What to work on =
Set the listing down unchanged, minus every embedded image.

Data records
## Start
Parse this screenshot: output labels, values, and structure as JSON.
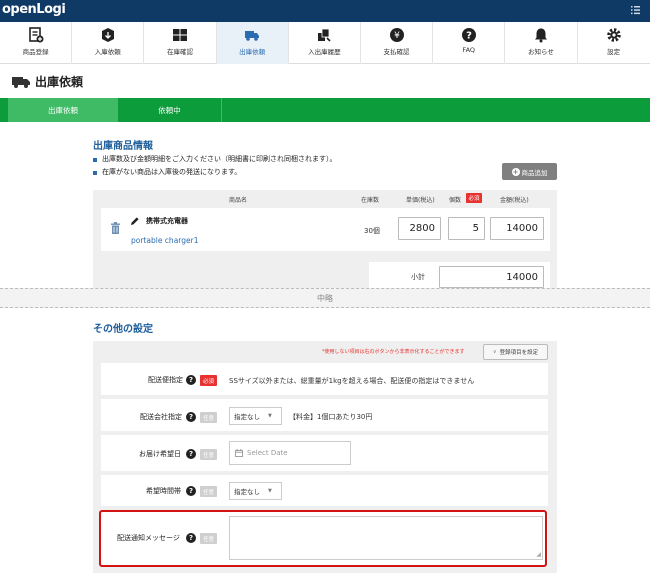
{
  "app": {
    "logo": "openLogi"
  },
  "nav": {
    "items": [
      {
        "label": "商品登録",
        "icon": "product-register-icon"
      },
      {
        "label": "入庫依頼",
        "icon": "inbound-icon"
      },
      {
        "label": "在庫確認",
        "icon": "inventory-icon"
      },
      {
        "label": "出庫依頼",
        "icon": "truck-icon",
        "active": true
      },
      {
        "label": "入出庫履歴",
        "icon": "history-icon"
      },
      {
        "label": "支払確認",
        "icon": "payment-icon"
      },
      {
        "label": "FAQ",
        "icon": "faq-icon"
      },
      {
        "label": "お知らせ",
        "icon": "bell-icon"
      },
      {
        "label": "設定",
        "icon": "gear-icon"
      }
    ]
  },
  "page": {
    "title": "出庫依頼"
  },
  "steps": [
    {
      "label": "出庫依頼",
      "active": true
    },
    {
      "label": "依頼中"
    }
  ],
  "products": {
    "title": "出庫商品情報",
    "notes": [
      "出庫数及び金額明細をご入力ください（明細書に印刷され同梱されます）。",
      "在庫がない商品は入庫後の発送になります。"
    ],
    "add_button": "商品追加",
    "headers": {
      "name": "商品名",
      "stock": "在庫数",
      "unit_price": "単価(税込)",
      "qty": "個数",
      "required": "必須",
      "amount": "金額(税込)"
    },
    "row": {
      "name": "携帯式充電器",
      "sub": "portable charger1",
      "stock": "30個",
      "unit_price": "2800",
      "qty": "5",
      "amount": "14000"
    },
    "subtotal": {
      "label": "小計",
      "value": "14000"
    }
  },
  "omitted": "中略",
  "settings": {
    "title": "その他の設定",
    "hint": "*使用しない項目は右のボタンから非表示化することができます",
    "register_button": "登録項目を設定",
    "rows": [
      {
        "label": "配送便指定",
        "badge": "必須",
        "value": "SSサイズ以外または、総重量が1kgを超える場合、配送便の指定はできません"
      },
      {
        "label": "配送会社指定",
        "badge": "任意",
        "select": "指定なし",
        "value": "【料金】1個口あたり30円"
      },
      {
        "label": "お届け希望日",
        "badge": "任意",
        "placeholder": "Select Date"
      },
      {
        "label": "希望時間帯",
        "badge": "任意",
        "select": "指定なし"
      },
      {
        "label": "配送通知メッセージ",
        "badge": "任意"
      }
    ]
  },
  "colors": {
    "header": "#0f3a66",
    "steps": "#0c9c3c",
    "accent": "#1f5f9c",
    "required": "#e8322f",
    "highlight": "#d31212"
  }
}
## End
Solution for this task =
Parse this screenshot: output labels, values, and structure as JSON.
{
  "app": {
    "logo": "openLogi"
  },
  "nav": {
    "items": [
      {
        "label": "商品登録",
        "icon": "product-register-icon"
      },
      {
        "label": "入庫依頼",
        "icon": "inbound-icon"
      },
      {
        "label": "在庫確認",
        "icon": "inventory-icon"
      },
      {
        "label": "出庫依頼",
        "icon": "truck-icon",
        "active": true
      },
      {
        "label": "入出庫履歴",
        "icon": "history-icon"
      },
      {
        "label": "支払確認",
        "icon": "payment-icon"
      },
      {
        "label": "FAQ",
        "icon": "faq-icon"
      },
      {
        "label": "お知らせ",
        "icon": "bell-icon"
      },
      {
        "label": "設定",
        "icon": "gear-icon"
      }
    ]
  },
  "page": {
    "title": "出庫依頼"
  },
  "steps": [
    {
      "label": "出庫依頼",
      "active": true
    },
    {
      "label": "依頼中"
    }
  ],
  "products": {
    "title": "出庫商品情報",
    "notes": [
      "出庫数及び金額明細をご入力ください（明細書に印刷され同梱されます）。",
      "在庫がない商品は入庫後の発送になります。"
    ],
    "add_button": "商品追加",
    "headers": {
      "name": "商品名",
      "stock": "在庫数",
      "unit_price": "単価(税込)",
      "qty": "個数",
      "required": "必須",
      "amount": "金額(税込)"
    },
    "row": {
      "name": "携帯式充電器",
      "sub": "portable charger1",
      "stock": "30個",
      "unit_price": "2800",
      "qty": "5",
      "amount": "14000"
    },
    "subtotal": {
      "label": "小計",
      "value": "14000"
    }
  },
  "omitted": "中略",
  "settings": {
    "title": "その他の設定",
    "hint": "*使用しない項目は右のボタンから非表示化することができます",
    "register_button": "登録項目を設定",
    "rows": [
      {
        "label": "配送便指定",
        "badge": "必須",
        "value": "SSサイズ以外または、総重量が1kgを超える場合、配送便の指定はできません"
      },
      {
        "label": "配送会社指定",
        "badge": "任意",
        "select": "指定なし",
        "value": "【料金】1個口あたり30円"
      },
      {
        "label": "お届け希望日",
        "badge": "任意",
        "placeholder": "Select Date"
      },
      {
        "label": "希望時間帯",
        "badge": "任意",
        "select": "指定なし"
      },
      {
        "label": "配送通知メッセージ",
        "badge": "任意"
      }
    ]
  },
  "colors": {
    "header": "#0f3a66",
    "steps": "#0c9c3c",
    "accent": "#1f5f9c",
    "required": "#e8322f",
    "highlight": "#d31212"
  }
}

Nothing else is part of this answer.